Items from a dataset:
◆ ◆ ◆ ◆ ◆

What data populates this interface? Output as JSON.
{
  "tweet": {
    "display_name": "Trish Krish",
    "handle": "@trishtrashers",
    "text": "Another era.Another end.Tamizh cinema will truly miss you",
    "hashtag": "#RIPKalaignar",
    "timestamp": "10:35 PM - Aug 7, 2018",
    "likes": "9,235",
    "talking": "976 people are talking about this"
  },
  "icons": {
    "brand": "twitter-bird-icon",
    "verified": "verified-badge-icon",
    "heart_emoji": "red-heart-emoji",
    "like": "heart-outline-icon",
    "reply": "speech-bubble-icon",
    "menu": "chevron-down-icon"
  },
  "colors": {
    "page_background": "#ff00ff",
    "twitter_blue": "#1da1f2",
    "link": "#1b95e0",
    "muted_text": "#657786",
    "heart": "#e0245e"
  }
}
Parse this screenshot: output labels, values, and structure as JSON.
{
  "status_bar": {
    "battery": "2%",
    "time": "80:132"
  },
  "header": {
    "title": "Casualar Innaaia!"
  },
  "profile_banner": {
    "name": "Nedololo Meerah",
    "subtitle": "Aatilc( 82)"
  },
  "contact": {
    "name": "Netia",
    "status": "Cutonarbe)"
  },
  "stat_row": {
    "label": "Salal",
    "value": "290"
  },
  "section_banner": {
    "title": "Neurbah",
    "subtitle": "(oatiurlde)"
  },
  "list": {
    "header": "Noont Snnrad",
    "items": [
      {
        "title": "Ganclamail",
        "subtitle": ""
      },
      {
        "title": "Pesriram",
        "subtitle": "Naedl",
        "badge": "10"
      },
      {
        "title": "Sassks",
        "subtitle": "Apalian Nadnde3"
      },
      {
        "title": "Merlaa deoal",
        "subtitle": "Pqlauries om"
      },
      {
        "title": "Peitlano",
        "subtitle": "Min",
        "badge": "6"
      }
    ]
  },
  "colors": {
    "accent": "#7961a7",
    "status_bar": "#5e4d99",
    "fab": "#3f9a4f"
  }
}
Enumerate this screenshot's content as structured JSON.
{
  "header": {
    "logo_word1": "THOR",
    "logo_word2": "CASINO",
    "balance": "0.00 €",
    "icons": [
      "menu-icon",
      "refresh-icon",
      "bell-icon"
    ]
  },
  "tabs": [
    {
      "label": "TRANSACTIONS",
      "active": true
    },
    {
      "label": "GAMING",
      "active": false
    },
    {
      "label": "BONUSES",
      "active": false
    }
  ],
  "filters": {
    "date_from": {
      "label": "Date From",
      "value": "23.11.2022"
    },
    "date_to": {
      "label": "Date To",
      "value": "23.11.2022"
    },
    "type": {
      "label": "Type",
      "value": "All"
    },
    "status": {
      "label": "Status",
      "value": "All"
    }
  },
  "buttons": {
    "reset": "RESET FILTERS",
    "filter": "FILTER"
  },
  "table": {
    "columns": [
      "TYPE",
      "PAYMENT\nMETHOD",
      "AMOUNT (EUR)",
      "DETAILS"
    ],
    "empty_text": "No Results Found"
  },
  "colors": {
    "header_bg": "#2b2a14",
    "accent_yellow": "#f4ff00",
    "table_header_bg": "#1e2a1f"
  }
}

◆ ◆ ◆ ◆ ◆

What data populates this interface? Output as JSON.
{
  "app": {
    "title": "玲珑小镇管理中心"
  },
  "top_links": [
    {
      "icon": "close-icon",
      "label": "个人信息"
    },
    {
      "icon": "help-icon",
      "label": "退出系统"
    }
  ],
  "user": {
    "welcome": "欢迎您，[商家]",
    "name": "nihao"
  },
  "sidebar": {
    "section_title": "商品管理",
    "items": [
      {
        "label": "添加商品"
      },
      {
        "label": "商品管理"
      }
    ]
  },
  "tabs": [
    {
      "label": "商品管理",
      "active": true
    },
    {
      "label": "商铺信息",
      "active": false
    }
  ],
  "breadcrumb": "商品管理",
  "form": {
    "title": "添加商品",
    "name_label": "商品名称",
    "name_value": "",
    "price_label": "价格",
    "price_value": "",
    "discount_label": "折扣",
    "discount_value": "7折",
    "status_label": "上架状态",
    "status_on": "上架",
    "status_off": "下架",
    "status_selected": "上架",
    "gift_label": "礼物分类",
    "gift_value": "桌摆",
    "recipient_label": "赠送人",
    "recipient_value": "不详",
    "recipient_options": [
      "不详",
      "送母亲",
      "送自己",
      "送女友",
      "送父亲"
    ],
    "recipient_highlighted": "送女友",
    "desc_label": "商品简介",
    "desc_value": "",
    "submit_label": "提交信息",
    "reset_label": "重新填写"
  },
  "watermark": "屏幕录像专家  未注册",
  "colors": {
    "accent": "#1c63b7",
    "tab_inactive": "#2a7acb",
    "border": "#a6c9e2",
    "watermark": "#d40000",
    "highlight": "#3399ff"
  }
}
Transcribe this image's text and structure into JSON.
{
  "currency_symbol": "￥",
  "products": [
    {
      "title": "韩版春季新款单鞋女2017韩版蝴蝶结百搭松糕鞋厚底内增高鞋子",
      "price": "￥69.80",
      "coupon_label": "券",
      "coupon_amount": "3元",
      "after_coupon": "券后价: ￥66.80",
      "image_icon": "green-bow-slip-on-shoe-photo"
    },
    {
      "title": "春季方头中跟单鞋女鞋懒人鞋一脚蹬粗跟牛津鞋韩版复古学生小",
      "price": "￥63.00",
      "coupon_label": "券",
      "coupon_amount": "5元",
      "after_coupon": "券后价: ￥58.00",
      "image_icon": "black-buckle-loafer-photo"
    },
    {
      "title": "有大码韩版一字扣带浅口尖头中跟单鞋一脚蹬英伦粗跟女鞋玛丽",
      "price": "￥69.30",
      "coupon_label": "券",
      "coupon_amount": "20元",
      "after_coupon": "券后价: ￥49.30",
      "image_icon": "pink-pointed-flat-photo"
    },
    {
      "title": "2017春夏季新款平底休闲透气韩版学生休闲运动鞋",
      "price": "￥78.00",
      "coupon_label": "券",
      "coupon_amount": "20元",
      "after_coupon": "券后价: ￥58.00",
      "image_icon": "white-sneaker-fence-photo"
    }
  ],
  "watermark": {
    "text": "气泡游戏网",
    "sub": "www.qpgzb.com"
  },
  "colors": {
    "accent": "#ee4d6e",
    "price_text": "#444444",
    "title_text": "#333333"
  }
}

◆ ◆ ◆ ◆ ◆

State the count of lines holding the string "photo" in the listing above, and nothing else.

4